RECORDS FOR THIS EXERCISE
● ● ●
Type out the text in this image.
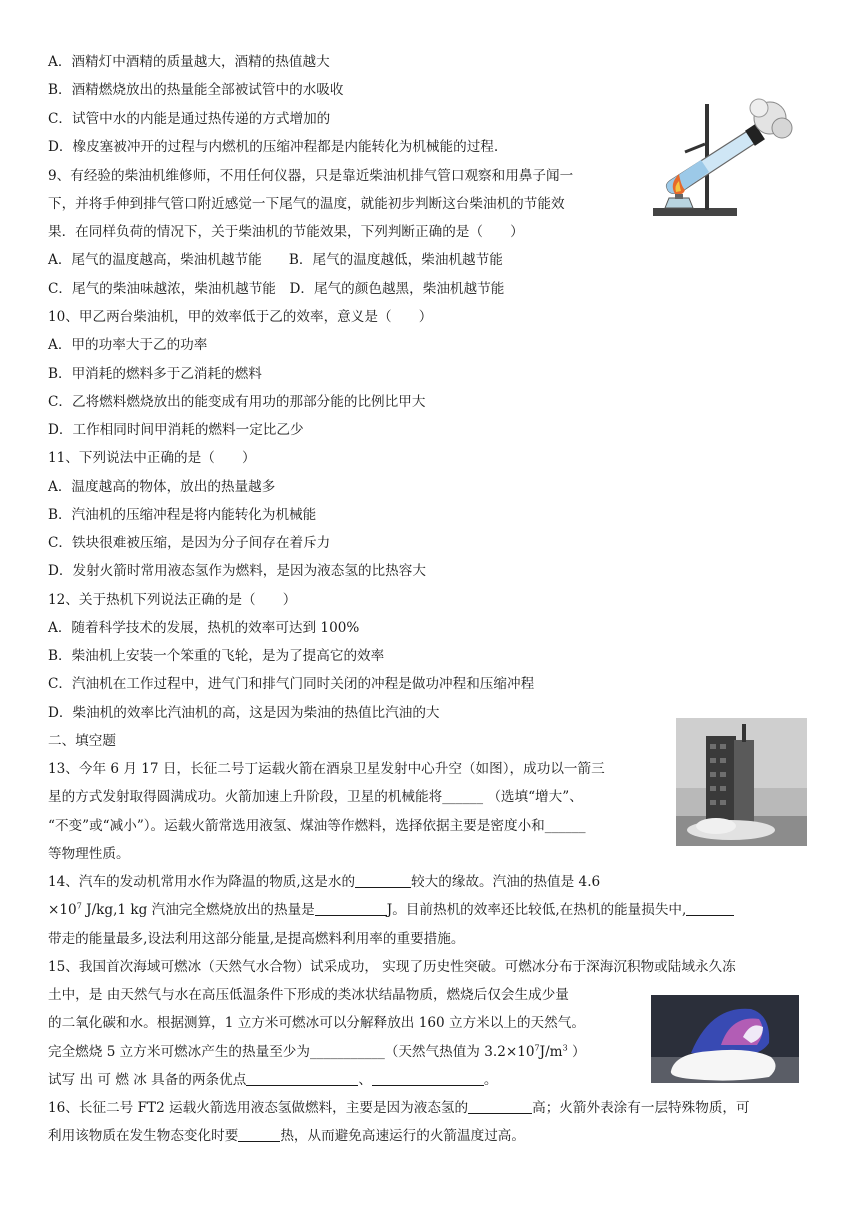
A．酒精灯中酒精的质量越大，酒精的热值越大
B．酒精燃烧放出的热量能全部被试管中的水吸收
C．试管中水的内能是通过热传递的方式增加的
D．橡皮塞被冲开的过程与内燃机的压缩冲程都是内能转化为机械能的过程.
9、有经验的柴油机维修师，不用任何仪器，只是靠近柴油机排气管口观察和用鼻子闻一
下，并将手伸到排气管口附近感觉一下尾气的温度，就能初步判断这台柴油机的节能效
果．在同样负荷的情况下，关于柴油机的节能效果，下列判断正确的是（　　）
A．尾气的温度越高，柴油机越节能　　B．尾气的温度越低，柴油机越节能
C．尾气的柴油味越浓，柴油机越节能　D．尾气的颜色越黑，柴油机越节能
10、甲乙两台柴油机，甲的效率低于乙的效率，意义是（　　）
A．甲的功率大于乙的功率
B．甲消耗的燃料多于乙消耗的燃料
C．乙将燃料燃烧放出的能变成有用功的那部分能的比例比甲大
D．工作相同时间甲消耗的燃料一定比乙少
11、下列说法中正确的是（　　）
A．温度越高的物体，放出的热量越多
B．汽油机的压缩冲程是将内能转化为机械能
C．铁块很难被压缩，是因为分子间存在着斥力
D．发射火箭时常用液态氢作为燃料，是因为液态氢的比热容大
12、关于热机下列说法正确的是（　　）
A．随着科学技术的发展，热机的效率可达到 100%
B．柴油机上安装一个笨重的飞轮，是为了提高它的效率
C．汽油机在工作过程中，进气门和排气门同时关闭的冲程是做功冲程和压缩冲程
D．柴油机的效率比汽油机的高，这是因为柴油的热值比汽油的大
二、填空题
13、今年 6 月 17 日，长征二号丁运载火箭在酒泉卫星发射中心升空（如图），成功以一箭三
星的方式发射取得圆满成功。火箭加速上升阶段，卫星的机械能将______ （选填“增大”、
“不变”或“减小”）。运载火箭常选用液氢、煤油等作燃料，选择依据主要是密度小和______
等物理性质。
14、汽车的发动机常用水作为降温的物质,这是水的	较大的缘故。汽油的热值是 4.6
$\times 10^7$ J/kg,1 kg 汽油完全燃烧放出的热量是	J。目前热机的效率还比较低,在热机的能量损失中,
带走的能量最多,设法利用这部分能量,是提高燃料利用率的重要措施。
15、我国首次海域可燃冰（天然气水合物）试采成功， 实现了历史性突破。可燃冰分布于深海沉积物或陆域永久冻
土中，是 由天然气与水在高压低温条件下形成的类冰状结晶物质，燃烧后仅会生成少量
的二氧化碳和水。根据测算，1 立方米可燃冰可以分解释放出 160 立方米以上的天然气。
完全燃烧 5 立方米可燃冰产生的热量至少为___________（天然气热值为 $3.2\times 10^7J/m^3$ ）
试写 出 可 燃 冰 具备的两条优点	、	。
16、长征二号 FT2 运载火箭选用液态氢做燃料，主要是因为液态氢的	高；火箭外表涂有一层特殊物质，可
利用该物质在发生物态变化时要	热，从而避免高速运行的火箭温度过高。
● ● ●
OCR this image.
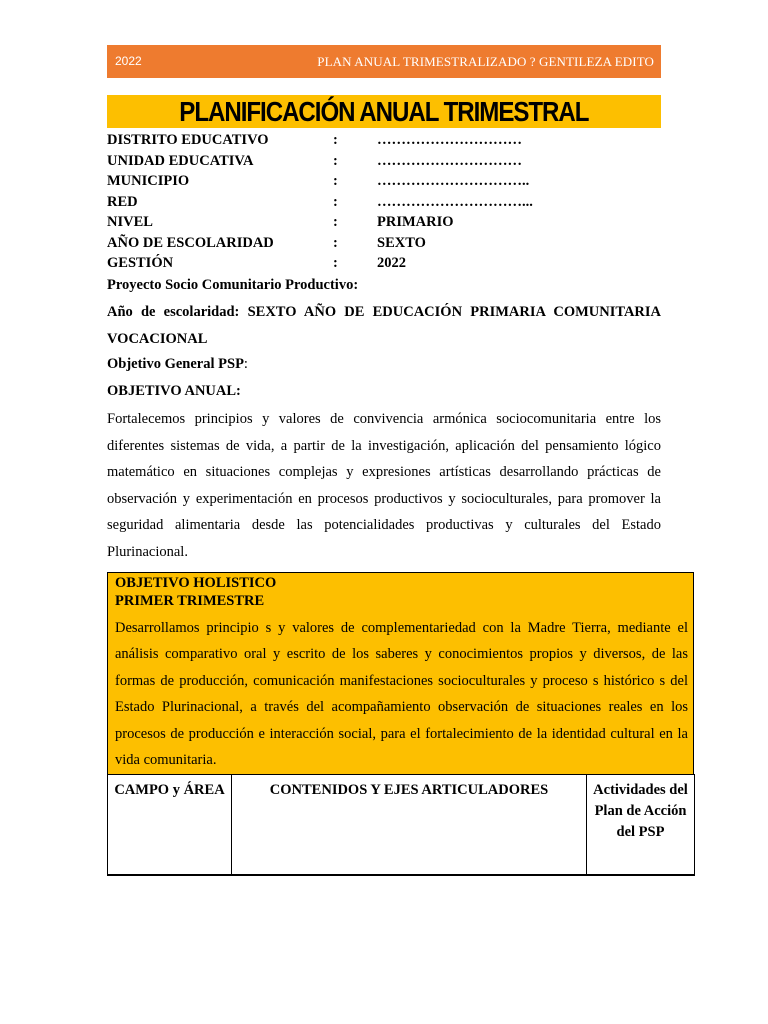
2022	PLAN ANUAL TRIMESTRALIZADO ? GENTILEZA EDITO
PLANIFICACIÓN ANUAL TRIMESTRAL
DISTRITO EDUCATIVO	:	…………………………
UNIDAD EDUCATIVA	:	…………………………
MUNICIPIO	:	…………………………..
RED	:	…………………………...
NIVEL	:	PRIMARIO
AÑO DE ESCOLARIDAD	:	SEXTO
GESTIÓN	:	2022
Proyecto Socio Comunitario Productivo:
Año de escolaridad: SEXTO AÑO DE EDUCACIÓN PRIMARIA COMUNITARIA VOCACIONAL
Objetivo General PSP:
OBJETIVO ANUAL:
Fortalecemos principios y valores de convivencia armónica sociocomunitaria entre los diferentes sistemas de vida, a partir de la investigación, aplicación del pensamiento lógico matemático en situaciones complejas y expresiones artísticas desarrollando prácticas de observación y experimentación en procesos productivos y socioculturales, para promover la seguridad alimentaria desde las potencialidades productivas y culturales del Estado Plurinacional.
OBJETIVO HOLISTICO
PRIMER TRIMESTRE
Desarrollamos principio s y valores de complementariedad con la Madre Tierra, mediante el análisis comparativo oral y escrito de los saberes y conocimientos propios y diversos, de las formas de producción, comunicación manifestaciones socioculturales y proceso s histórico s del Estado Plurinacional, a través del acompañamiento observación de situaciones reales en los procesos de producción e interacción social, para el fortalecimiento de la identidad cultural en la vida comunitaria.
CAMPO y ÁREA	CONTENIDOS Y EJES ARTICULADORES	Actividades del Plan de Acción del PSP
● ● ●
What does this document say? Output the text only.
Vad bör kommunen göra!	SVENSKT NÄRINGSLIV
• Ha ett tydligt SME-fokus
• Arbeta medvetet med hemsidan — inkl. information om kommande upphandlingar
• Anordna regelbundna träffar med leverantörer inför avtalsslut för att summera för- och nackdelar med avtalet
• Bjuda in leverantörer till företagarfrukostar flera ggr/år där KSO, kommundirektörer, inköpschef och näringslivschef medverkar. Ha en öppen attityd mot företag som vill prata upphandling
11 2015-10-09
● ● ●
EXERCISE TASK
Which lines contain "times"? Show each of them.

RESPONSE
$\times 10^7$ J/kg,1 kg 汽油完全燃烧放出的热量是	J。目前热机的效率还比较低,在热机的能量损失中,
完全燃烧 5 立方米可燃冰产生的热量至少为___________（天然气热值为 $3.2\times 10^7J/m^3$ ）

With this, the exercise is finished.